> **GOAL**: Pictures within the data are to be left out; everything else must be reproduced exactly.

Stored records
-- Begin --
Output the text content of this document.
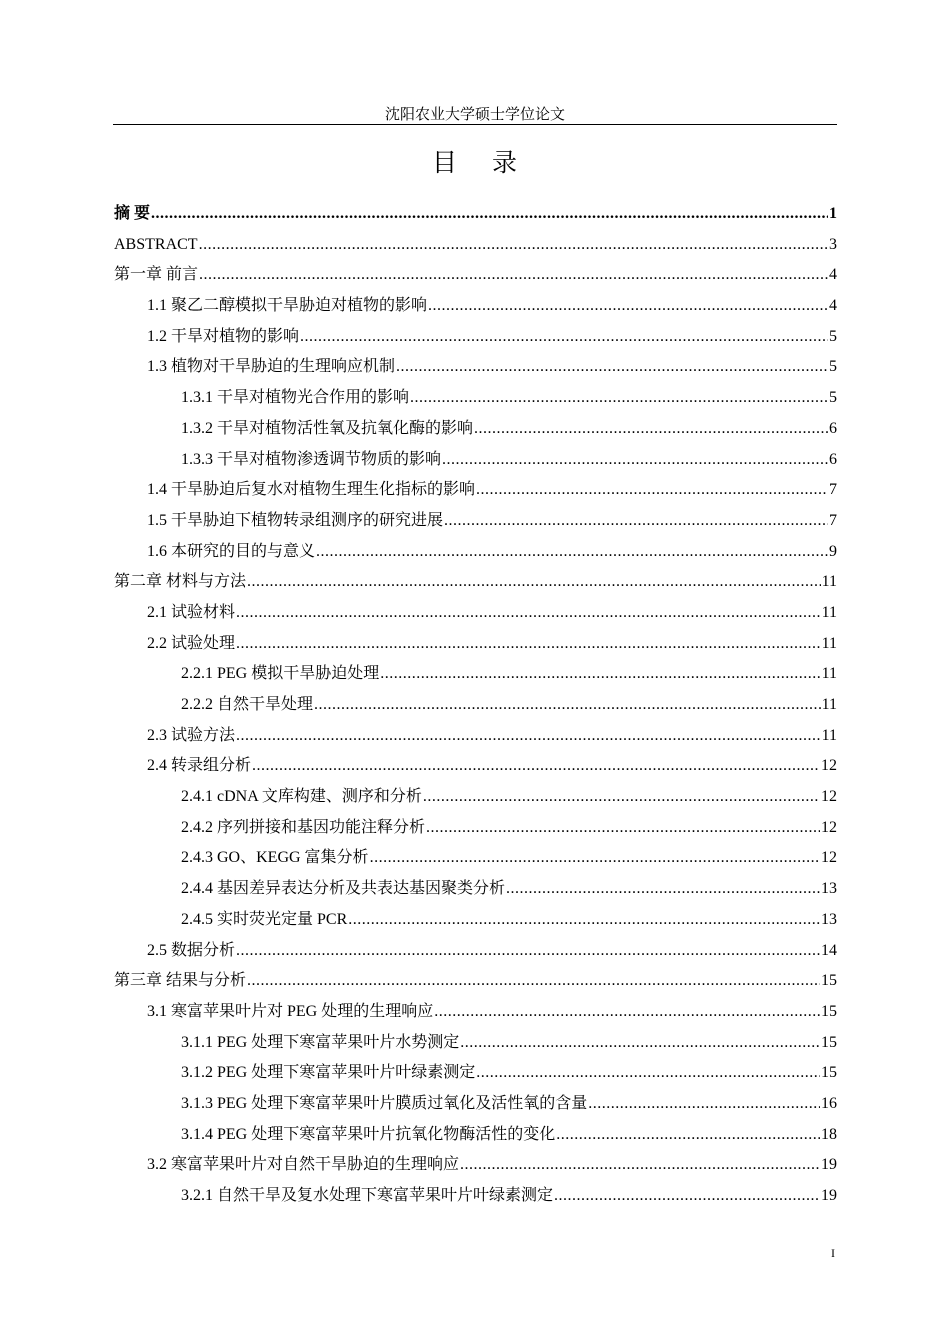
沈阳农业大学硕士学位论文
目 录
摘 要 .....	1
ABSTRACT .....	3
第一章 前言 .....	4
1.1 聚乙二醇模拟干旱胁迫对植物的影响 .....	4
1.2 干旱对植物的影响 .....	5
1.3 植物对干旱胁迫的生理响应机制 .....	5
1.3.1 干旱对植物光合作用的影响 .....	5
1.3.2 干旱对植物活性氧及抗氧化酶的影响 .....	6
1.3.3 干旱对植物渗透调节物质的影响 .....	6
1.4 干旱胁迫后复水对植物生理生化指标的影响 .....	7
1.5 干旱胁迫下植物转录组测序的研究进展 .....	7
1.6 本研究的目的与意义 .....	9
第二章 材料与方法 .....	11
2.1 试验材料 .....	11
2.2 试验处理 .....	11
2.2.1 PEG 模拟干旱胁迫处理 .....	11
2.2.2 自然干旱处理 .....	11
2.3 试验方法 .....	11
2.4 转录组分析 .....	12
2.4.1 cDNA 文库构建、测序和分析 .....	12
2.4.2 序列拼接和基因功能注释分析 .....	12
2.4.3 GO、KEGG 富集分析 .....	12
2.4.4 基因差异表达分析及共表达基因聚类分析 .....	13
2.4.5 实时荧光定量 PCR .....	13
2.5 数据分析 .....	14
第三章 结果与分析 .....	15
3.1 寒富苹果叶片对 PEG 处理的生理响应 .....	15
3.1.1 PEG 处理下寒富苹果叶片水势测定 .....	15
3.1.2 PEG 处理下寒富苹果叶片叶绿素测定 .....	15
3.1.3 PEG 处理下寒富苹果叶片膜质过氧化及活性氧的含量 .....	16
3.1.4 PEG 处理下寒富苹果叶片抗氧化物酶活性的变化 .....	18
3.2 寒富苹果叶片对自然干旱胁迫的生理响应 .....	19
3.2.1 自然干旱及复水处理下寒富苹果叶片叶绿素测定 .....	19
I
-- End --
> **REPLY TO THE EXERCISE**:
Output the text content of this document.
沈阳农业大学硕士学位论文
目 录
摘 要 .....	1
ABSTRACT .....	3
第一章 前言 .....	4
1.1 聚乙二醇模拟干旱胁迫对植物的影响 .....	4
1.2 干旱对植物的影响 .....	5
1.3 植物对干旱胁迫的生理响应机制 .....	5
1.3.1 干旱对植物光合作用的影响 .....	5
1.3.2 干旱对植物活性氧及抗氧化酶的影响 .....	6
1.3.3 干旱对植物渗透调节物质的影响 .....	6
1.4 干旱胁迫后复水对植物生理生化指标的影响 .....	7
1.5 干旱胁迫下植物转录组测序的研究进展 .....	7
1.6 本研究的目的与意义 .....	9
第二章 材料与方法 .....	11
2.1 试验材料 .....	11
2.2 试验处理 .....	11
2.2.1 PEG 模拟干旱胁迫处理 .....	11
2.2.2 自然干旱处理 .....	11
2.3 试验方法 .....	11
2.4 转录组分析 .....	12
2.4.1 cDNA 文库构建、测序和分析 .....	12
2.4.2 序列拼接和基因功能注释分析 .....	12
2.4.3 GO、KEGG 富集分析 .....	12
2.4.4 基因差异表达分析及共表达基因聚类分析 .....	13
2.4.5 实时荧光定量 PCR .....	13
2.5 数据分析 .....	14
第三章 结果与分析 .....	15
3.1 寒富苹果叶片对 PEG 处理的生理响应 .....	15
3.1.1 PEG 处理下寒富苹果叶片水势测定 .....	15
3.1.2 PEG 处理下寒富苹果叶片叶绿素测定 .....	15
3.1.3 PEG 处理下寒富苹果叶片膜质过氧化及活性氧的含量 .....	16
3.1.4 PEG 处理下寒富苹果叶片抗氧化物酶活性的变化 .....	18
3.2 寒富苹果叶片对自然干旱胁迫的生理响应 .....	19
3.2.1 自然干旱及复水处理下寒富苹果叶片叶绿素测定 .....	19
I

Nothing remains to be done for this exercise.